▶ _DIRECTIVE_: Gather up every line that includes the string "name".

▶ _RECORDS SUPPLIED_:
◇ ◇ ◇ ◇
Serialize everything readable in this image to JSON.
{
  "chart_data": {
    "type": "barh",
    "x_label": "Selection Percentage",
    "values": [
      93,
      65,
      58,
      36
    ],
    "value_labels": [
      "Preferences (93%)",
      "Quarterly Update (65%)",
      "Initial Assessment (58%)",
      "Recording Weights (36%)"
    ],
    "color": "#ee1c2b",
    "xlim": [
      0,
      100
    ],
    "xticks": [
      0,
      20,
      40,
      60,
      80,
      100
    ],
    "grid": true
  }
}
◇ ◇ ◇ ◇
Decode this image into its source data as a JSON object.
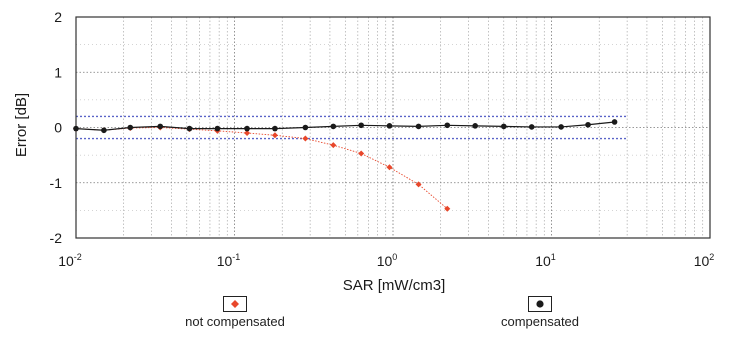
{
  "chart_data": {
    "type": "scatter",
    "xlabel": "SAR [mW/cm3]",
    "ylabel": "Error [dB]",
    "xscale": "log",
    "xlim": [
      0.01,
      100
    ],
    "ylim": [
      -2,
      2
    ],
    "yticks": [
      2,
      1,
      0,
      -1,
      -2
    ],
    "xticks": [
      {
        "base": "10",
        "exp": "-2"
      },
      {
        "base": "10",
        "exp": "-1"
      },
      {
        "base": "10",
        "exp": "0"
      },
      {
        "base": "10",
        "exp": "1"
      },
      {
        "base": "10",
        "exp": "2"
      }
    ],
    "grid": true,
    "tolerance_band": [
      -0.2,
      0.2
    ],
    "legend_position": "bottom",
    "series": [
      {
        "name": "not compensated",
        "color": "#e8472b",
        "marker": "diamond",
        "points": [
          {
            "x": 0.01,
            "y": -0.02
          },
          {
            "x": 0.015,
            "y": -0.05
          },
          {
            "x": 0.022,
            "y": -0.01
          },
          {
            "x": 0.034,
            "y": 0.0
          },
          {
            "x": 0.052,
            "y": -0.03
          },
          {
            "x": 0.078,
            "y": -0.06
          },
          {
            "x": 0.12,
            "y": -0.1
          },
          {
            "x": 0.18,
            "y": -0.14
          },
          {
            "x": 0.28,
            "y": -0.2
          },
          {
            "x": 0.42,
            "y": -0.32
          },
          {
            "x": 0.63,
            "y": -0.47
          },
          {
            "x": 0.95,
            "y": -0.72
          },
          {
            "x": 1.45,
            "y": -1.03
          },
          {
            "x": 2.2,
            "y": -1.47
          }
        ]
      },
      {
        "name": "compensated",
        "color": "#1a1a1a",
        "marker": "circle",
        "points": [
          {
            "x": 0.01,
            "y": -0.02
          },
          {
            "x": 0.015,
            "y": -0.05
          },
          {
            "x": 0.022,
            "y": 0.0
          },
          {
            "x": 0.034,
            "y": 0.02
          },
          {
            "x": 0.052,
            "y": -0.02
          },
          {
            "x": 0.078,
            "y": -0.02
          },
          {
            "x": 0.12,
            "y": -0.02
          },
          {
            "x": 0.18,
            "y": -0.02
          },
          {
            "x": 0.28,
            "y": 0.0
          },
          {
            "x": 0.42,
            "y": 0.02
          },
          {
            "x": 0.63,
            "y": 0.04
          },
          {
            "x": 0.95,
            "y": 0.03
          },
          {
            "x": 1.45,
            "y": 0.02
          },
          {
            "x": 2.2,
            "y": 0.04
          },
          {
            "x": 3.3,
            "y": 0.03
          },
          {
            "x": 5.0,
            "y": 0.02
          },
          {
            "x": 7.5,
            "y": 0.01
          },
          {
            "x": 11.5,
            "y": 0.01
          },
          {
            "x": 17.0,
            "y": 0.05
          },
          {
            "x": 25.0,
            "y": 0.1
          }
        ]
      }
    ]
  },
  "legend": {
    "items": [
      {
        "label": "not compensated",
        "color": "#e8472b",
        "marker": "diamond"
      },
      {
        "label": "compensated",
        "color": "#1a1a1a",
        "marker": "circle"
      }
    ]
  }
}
◇ ◇ ◇ ◇
▶ _OUTPUT BELOW_:
        "name": "not compensated",
        "name": "compensated",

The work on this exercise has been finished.